• EXERCISE: Retype the data below word for word, beginning at the line that contains "hero-stage: 16阶 bbox=[397, 1071, 457, 1101]" and stopping after the line that contains "star-icon: ★ bbox=[176, 1647, 199, 1673]".

>>>>>

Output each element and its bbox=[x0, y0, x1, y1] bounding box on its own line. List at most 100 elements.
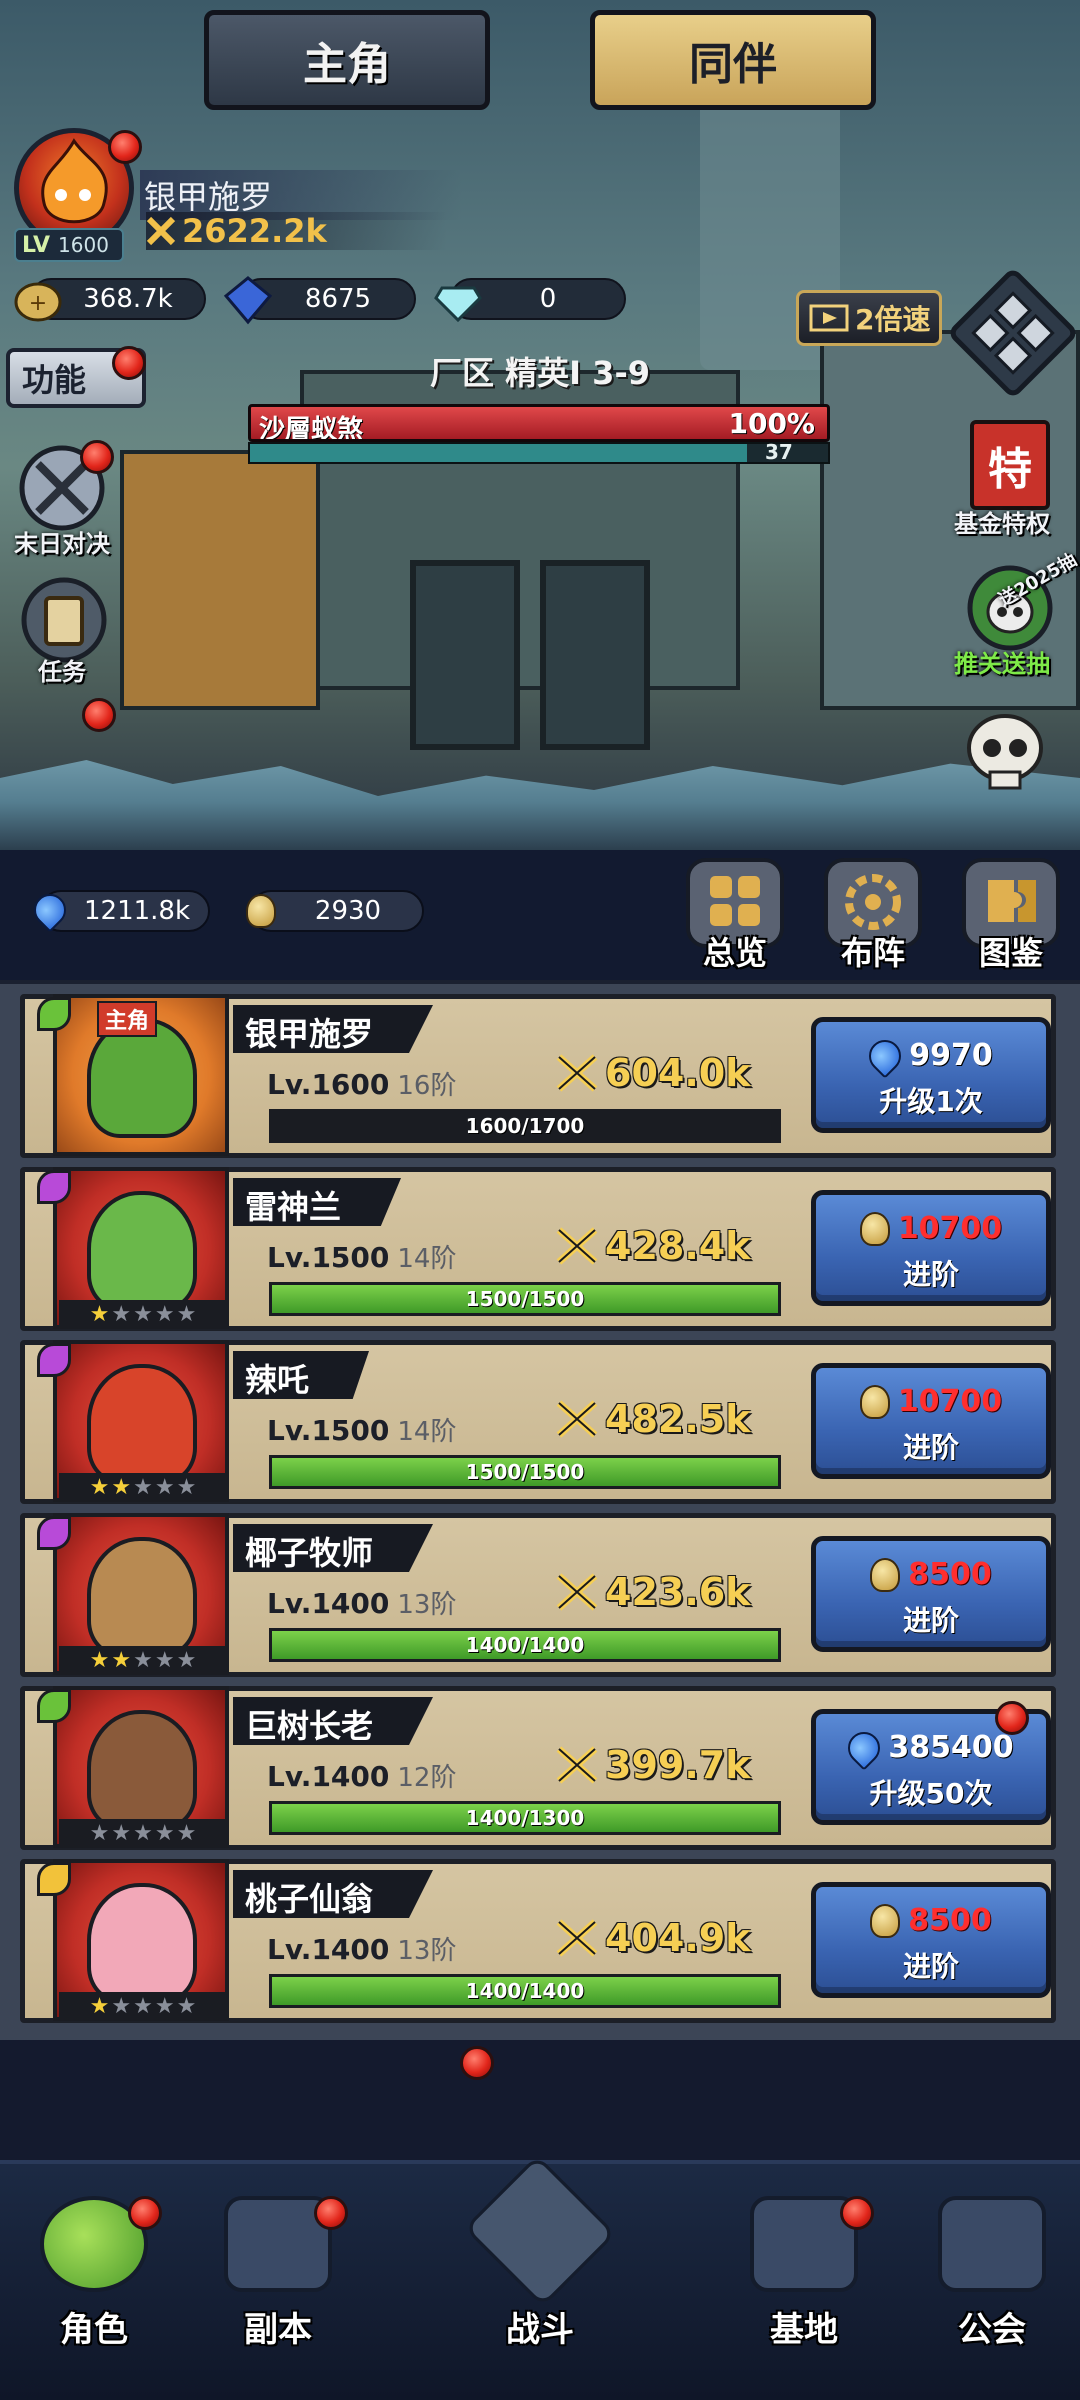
hero-stage: 16阶 bbox=[397, 1071, 457, 1101]
hero-figure bbox=[87, 1364, 197, 1484]
hero-name: 银甲施罗 bbox=[233, 1005, 434, 1053]
hero-row[interactable]: ★ ★ ★ ★ ★ 雷神兰 Lv.1500 14阶 428.4k 1500/1500 10700 进阶 bbox=[20, 1167, 1056, 1331]
action-label: 进阶 bbox=[902, 1604, 959, 1637]
gold-value: 368.7k bbox=[83, 284, 173, 314]
player-power: 2622.2k bbox=[146, 212, 447, 250]
star-icon: ★ bbox=[176, 1647, 199, 1673]
star-icon: ★ bbox=[154, 1301, 177, 1327]
doomsday-label: 末日对决 bbox=[14, 530, 110, 558]
star-icon: ★ bbox=[176, 1820, 199, 1846]
seed-icon bbox=[870, 1557, 901, 1592]
hero-figure bbox=[87, 1191, 197, 1311]
star-icon: ★ bbox=[89, 1993, 112, 2019]
crossed-swords-icon bbox=[556, 1573, 598, 1611]
seed-currency[interactable]: 2930 bbox=[246, 890, 424, 932]
hero-xp-bar: 1500/1500 bbox=[269, 1282, 781, 1316]
star-icon: ★ bbox=[176, 1993, 199, 2019]
star-icon: ★ bbox=[133, 1647, 155, 1673]
seed-icon bbox=[859, 1211, 890, 1246]
advance-button[interactable]: 10700 进阶 bbox=[811, 1363, 1051, 1479]
advance-button[interactable]: 10700 进阶 bbox=[811, 1190, 1051, 1306]
codex-button[interactable]: 图鉴 bbox=[956, 858, 1066, 972]
hero-stage: 12阶 bbox=[397, 1763, 457, 1793]
star-icon: ★ bbox=[89, 1474, 112, 1500]
hero-level: Lv.1500 14阶 bbox=[267, 1411, 456, 1448]
advance-button[interactable]: 8500 进阶 bbox=[811, 1882, 1051, 1998]
action-label: 进阶 bbox=[902, 1258, 959, 1291]
hero-tab-bar bbox=[0, 2040, 1080, 2160]
fund-privilege-icon[interactable]: 特 bbox=[970, 420, 1050, 510]
film-speed-icon bbox=[809, 304, 849, 332]
nav-battle[interactable]: 战斗 bbox=[460, 2154, 620, 2356]
hero-star-rating: ★ ★ ★ ★ ★ bbox=[59, 1992, 229, 2020]
player-level: 1600 bbox=[58, 233, 109, 257]
hero-name: 巨树长老 bbox=[233, 1697, 434, 1745]
background-door-left bbox=[410, 560, 520, 750]
star-icon: ★ bbox=[154, 1993, 177, 2019]
fund-privilege-glyph: 特 bbox=[988, 444, 1032, 495]
hero-level-value: Lv.1600 bbox=[267, 1068, 390, 1101]
avatar-notification-dot bbox=[108, 130, 142, 164]
essence-value: 1211.8k bbox=[83, 896, 191, 926]
hero-power-value: 604.0k bbox=[605, 1051, 751, 1095]
hero-row[interactable]: ★ ★ ★ ★ ★ 桃子仙翁 Lv.1400 13阶 404.9k 1400/1400 8500 进阶 bbox=[20, 1859, 1056, 2023]
hero-stage: 13阶 bbox=[397, 1590, 457, 1620]
gold-resource[interactable]: + 368.7k bbox=[14, 278, 206, 322]
action-label: 升级50次 bbox=[869, 1777, 993, 1810]
hero-power: 604.0k bbox=[555, 1051, 750, 1095]
hero-power-value: 404.9k bbox=[605, 1916, 751, 1960]
advance-button[interactable]: 8500 进阶 bbox=[811, 1536, 1051, 1652]
speed-toggle-button[interactable]: 2倍速 bbox=[796, 290, 942, 346]
formation-button[interactable]: 布阵 bbox=[818, 858, 928, 972]
hero-power-value: 423.6k bbox=[605, 1570, 751, 1614]
hero-xp-bar: 1400/1400 bbox=[269, 1974, 781, 2008]
star-icon: ★ bbox=[111, 1301, 134, 1327]
action-cost: 385400 bbox=[816, 1724, 1046, 1771]
boss-hp-bar: 沙層蚁煞 100% bbox=[248, 404, 830, 442]
hero-power-value: 482.5k bbox=[605, 1397, 751, 1441]
hero-row[interactable]: ★ ★ ★ ★ ★ 椰子牧师 Lv.1400 13阶 423.6k 1400/1400 8500 进阶 bbox=[20, 1513, 1056, 1677]
hero-xp-label: 1500/1500 bbox=[465, 1460, 585, 1484]
nav-guild[interactable]: 公会 bbox=[912, 2186, 1072, 2356]
element-badge-icon bbox=[37, 1862, 71, 1896]
hero-level: Lv.1400 13阶 bbox=[267, 1584, 456, 1621]
star-icon: ★ bbox=[154, 1647, 177, 1673]
action-cost-value: 10700 bbox=[897, 1384, 1003, 1419]
hero-stage: 13阶 bbox=[397, 1936, 457, 1966]
tab-partners[interactable]: 同伴 bbox=[590, 10, 876, 110]
blue-gem-icon bbox=[223, 276, 273, 325]
boss-hp-percent: 100% bbox=[728, 407, 815, 440]
overview-button[interactable]: 总览 bbox=[680, 858, 790, 972]
pass-draw-label: 推关送抽 bbox=[954, 650, 1050, 678]
gem-resource[interactable]: 8675 bbox=[223, 276, 416, 325]
action-cost: 8500 bbox=[816, 1903, 1046, 1938]
diamond-resource[interactable]: 0 bbox=[434, 278, 626, 323]
diamond-value: 0 bbox=[539, 284, 557, 314]
hero-stage: 14阶 bbox=[397, 1244, 457, 1274]
star-icon: ★ bbox=[133, 1474, 155, 1500]
action-cost-value: 9970 bbox=[909, 1038, 993, 1073]
hero-row[interactable]: ★ ★ ★ ★ ★ 辣吒 Lv.1500 14阶 482.5k 1500/1500 10700 进阶 bbox=[20, 1340, 1056, 1504]
tab-main-hero[interactable]: 主角 bbox=[204, 10, 490, 110]
hero-xp-bar: 1400/1300 bbox=[269, 1801, 781, 1835]
star-icon: ★ bbox=[111, 1820, 134, 1846]
element-badge-icon bbox=[37, 1343, 71, 1377]
crossed-swords-icon bbox=[556, 1054, 598, 1092]
hero-row[interactable]: 主角 银甲施罗 Lv.1600 16阶 604.0k 1600/1700 9970 升级1次 bbox=[20, 994, 1056, 1158]
hero-row[interactable]: ★ ★ ★ ★ ★ 巨树长老 Lv.1400 12阶 399.7k 1400/1300 385400… bbox=[20, 1686, 1056, 1850]
guild-castle-icon bbox=[938, 2196, 1046, 2292]
diamond-icon bbox=[434, 286, 482, 323]
main-hero-notification-dot bbox=[460, 2046, 494, 2080]
player-level-badge: LV 1600 bbox=[14, 228, 124, 262]
action-label: 进阶 bbox=[902, 1950, 959, 1983]
hero-level: Lv.1400 12阶 bbox=[267, 1757, 456, 1794]
element-badge-icon bbox=[37, 1689, 71, 1723]
hero-level: Lv.1500 14阶 bbox=[267, 1238, 456, 1275]
level-up-button[interactable]: 9970 升级1次 bbox=[811, 1017, 1051, 1133]
gold-coin-icon: + bbox=[14, 282, 62, 322]
hero-xp-bar: 1500/1500 bbox=[269, 1455, 781, 1489]
hero-power: 423.6k bbox=[555, 1570, 750, 1614]
hero-level-value: Lv.1400 bbox=[267, 1933, 390, 1966]
essence-currency[interactable]: 1211.8k bbox=[27, 887, 210, 933]
star-icon: ★ bbox=[176, 1301, 199, 1327]
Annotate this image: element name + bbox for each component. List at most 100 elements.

<<<<<

• FULL OUTPUT:
hero-stage: 16阶 bbox=[397, 1071, 457, 1101]
hero-figure bbox=[87, 1364, 197, 1484]
hero-name: 银甲施罗 bbox=[233, 1005, 434, 1053]
hero-row[interactable]: ★ ★ ★ ★ ★ 雷神兰 Lv.1500 14阶 428.4k 1500/1500 10700 进阶 bbox=[20, 1167, 1056, 1331]
action-label: 进阶 bbox=[902, 1604, 959, 1637]
gold-value: 368.7k bbox=[83, 284, 173, 314]
player-power: 2622.2k bbox=[146, 212, 447, 250]
star-icon: ★ bbox=[176, 1647, 199, 1673]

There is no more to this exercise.